_DATASET RECORDS_:
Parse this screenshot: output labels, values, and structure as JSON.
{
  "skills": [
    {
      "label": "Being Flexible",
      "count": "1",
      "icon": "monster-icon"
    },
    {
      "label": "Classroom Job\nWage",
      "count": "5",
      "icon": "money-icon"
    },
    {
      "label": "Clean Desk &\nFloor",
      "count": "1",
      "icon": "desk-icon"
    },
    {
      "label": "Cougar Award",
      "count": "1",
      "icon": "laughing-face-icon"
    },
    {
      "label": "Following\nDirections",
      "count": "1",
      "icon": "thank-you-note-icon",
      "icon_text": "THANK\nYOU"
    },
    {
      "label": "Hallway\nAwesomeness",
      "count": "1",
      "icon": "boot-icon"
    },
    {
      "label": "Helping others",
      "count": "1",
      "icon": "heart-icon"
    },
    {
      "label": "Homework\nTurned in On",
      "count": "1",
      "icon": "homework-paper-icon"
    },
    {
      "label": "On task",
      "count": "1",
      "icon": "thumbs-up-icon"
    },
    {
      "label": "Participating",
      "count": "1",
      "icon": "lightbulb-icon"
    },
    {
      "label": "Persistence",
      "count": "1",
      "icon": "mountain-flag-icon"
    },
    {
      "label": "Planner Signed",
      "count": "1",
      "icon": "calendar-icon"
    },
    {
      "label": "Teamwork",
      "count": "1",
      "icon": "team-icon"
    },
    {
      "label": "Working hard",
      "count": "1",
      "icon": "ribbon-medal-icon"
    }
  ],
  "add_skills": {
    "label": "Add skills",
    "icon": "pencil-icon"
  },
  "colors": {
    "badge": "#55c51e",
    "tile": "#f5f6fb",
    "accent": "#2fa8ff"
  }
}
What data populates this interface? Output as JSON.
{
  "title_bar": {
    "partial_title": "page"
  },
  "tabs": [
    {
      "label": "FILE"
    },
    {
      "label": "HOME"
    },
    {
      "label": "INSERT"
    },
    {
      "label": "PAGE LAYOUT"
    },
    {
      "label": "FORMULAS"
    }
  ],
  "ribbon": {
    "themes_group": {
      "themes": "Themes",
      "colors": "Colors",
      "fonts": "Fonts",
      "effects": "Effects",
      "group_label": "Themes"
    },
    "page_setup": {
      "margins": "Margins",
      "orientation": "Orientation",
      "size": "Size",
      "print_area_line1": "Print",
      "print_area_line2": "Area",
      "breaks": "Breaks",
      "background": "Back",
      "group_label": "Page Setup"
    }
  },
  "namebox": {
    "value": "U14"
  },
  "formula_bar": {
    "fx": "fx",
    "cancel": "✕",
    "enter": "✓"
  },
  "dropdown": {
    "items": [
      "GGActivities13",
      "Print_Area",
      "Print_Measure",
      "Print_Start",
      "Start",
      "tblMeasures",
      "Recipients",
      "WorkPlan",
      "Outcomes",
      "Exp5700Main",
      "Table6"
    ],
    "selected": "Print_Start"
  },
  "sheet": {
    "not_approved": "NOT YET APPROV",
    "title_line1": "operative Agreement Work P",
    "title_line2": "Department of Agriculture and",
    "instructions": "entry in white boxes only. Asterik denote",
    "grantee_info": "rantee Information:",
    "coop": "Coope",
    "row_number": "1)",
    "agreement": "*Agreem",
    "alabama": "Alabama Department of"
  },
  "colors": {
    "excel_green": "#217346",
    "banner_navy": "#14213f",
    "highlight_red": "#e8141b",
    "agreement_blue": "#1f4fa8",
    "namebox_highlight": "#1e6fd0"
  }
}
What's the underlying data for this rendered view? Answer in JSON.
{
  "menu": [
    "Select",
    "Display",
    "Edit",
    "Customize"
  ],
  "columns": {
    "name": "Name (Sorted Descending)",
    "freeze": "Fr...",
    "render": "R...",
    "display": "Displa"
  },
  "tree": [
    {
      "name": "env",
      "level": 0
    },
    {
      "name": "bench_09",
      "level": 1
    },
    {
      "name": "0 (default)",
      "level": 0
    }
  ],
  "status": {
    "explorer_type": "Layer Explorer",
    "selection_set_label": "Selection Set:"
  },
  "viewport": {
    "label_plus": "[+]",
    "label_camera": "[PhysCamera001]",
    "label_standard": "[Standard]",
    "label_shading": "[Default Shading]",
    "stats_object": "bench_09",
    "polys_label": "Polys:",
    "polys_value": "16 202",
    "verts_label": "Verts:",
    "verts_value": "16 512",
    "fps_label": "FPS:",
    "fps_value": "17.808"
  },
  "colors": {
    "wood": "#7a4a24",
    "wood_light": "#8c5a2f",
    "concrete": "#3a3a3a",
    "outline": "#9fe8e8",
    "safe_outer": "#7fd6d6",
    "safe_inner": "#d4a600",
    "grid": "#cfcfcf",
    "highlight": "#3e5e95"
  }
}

_GIVEN INSTRUCTION_: Each of the records should be retyped exactly.

_SOLUTION FOR THIS PROBLEM_:
Parse this screenshot: output labels, values, and structure as JSON.
{
  "skills": [
    {
      "label": "Being Flexible",
      "count": "1",
      "icon": "monster-icon"
    },
    {
      "label": "Classroom Job\nWage",
      "count": "5",
      "icon": "money-icon"
    },
    {
      "label": "Clean Desk &\nFloor",
      "count": "1",
      "icon": "desk-icon"
    },
    {
      "label": "Cougar Award",
      "count": "1",
      "icon": "laughing-face-icon"
    },
    {
      "label": "Following\nDirections",
      "count": "1",
      "icon": "thank-you-note-icon",
      "icon_text": "THANK\nYOU"
    },
    {
      "label": "Hallway\nAwesomeness",
      "count": "1",
      "icon": "boot-icon"
    },
    {
      "label": "Helping others",
      "count": "1",
      "icon": "heart-icon"
    },
    {
      "label": "Homework\nTurned in On",
      "count": "1",
      "icon": "homework-paper-icon"
    },
    {
      "label": "On task",
      "count": "1",
      "icon": "thumbs-up-icon"
    },
    {
      "label": "Participating",
      "count": "1",
      "icon": "lightbulb-icon"
    },
    {
      "label": "Persistence",
      "count": "1",
      "icon": "mountain-flag-icon"
    },
    {
      "label": "Planner Signed",
      "count": "1",
      "icon": "calendar-icon"
    },
    {
      "label": "Teamwork",
      "count": "1",
      "icon": "team-icon"
    },
    {
      "label": "Working hard",
      "count": "1",
      "icon": "ribbon-medal-icon"
    }
  ],
  "add_skills": {
    "label": "Add skills",
    "icon": "pencil-icon"
  },
  "colors": {
    "badge": "#55c51e",
    "tile": "#f5f6fb",
    "accent": "#2fa8ff"
  }
}
What data populates this interface? Output as JSON.
{
  "title_bar": {
    "partial_title": "page"
  },
  "tabs": [
    {
      "label": "FILE"
    },
    {
      "label": "HOME"
    },
    {
      "label": "INSERT"
    },
    {
      "label": "PAGE LAYOUT"
    },
    {
      "label": "FORMULAS"
    }
  ],
  "ribbon": {
    "themes_group": {
      "themes": "Themes",
      "colors": "Colors",
      "fonts": "Fonts",
      "effects": "Effects",
      "group_label": "Themes"
    },
    "page_setup": {
      "margins": "Margins",
      "orientation": "Orientation",
      "size": "Size",
      "print_area_line1": "Print",
      "print_area_line2": "Area",
      "breaks": "Breaks",
      "background": "Back",
      "group_label": "Page Setup"
    }
  },
  "namebox": {
    "value": "U14"
  },
  "formula_bar": {
    "fx": "fx",
    "cancel": "✕",
    "enter": "✓"
  },
  "dropdown": {
    "items": [
      "GGActivities13",
      "Print_Area",
      "Print_Measure",
      "Print_Start",
      "Start",
      "tblMeasures",
      "Recipients",
      "WorkPlan",
      "Outcomes",
      "Exp5700Main",
      "Table6"
    ],
    "selected": "Print_Start"
  },
  "sheet": {
    "not_approved": "NOT YET APPROV",
    "title_line1": "operative Agreement Work P",
    "title_line2": "Department of Agriculture and",
    "instructions": "entry in white boxes only. Asterik denote",
    "grantee_info": "rantee Information:",
    "coop": "Coope",
    "row_number": "1)",
    "agreement": "*Agreem",
    "alabama": "Alabama Department of"
  },
  "colors": {
    "excel_green": "#217346",
    "banner_navy": "#14213f",
    "highlight_red": "#e8141b",
    "agreement_blue": "#1f4fa8",
    "namebox_highlight": "#1e6fd0"
  }
}
What's the underlying data for this rendered view? Answer in JSON.
{
  "menu": [
    "Select",
    "Display",
    "Edit",
    "Customize"
  ],
  "columns": {
    "name": "Name (Sorted Descending)",
    "freeze": "Fr...",
    "render": "R...",
    "display": "Displa"
  },
  "tree": [
    {
      "name": "env",
      "level": 0
    },
    {
      "name": "bench_09",
      "level": 1
    },
    {
      "name": "0 (default)",
      "level": 0
    }
  ],
  "status": {
    "explorer_type": "Layer Explorer",
    "selection_set_label": "Selection Set:"
  },
  "viewport": {
    "label_plus": "[+]",
    "label_camera": "[PhysCamera001]",
    "label_standard": "[Standard]",
    "label_shading": "[Default Shading]",
    "stats_object": "bench_09",
    "polys_label": "Polys:",
    "polys_value": "16 202",
    "verts_label": "Verts:",
    "verts_value": "16 512",
    "fps_label": "FPS:",
    "fps_value": "17.808"
  },
  "colors": {
    "wood": "#7a4a24",
    "wood_light": "#8c5a2f",
    "concrete": "#3a3a3a",
    "outline": "#9fe8e8",
    "safe_outer": "#7fd6d6",
    "safe_inner": "#d4a600",
    "grid": "#cfcfcf",
    "highlight": "#3e5e95"
  }
}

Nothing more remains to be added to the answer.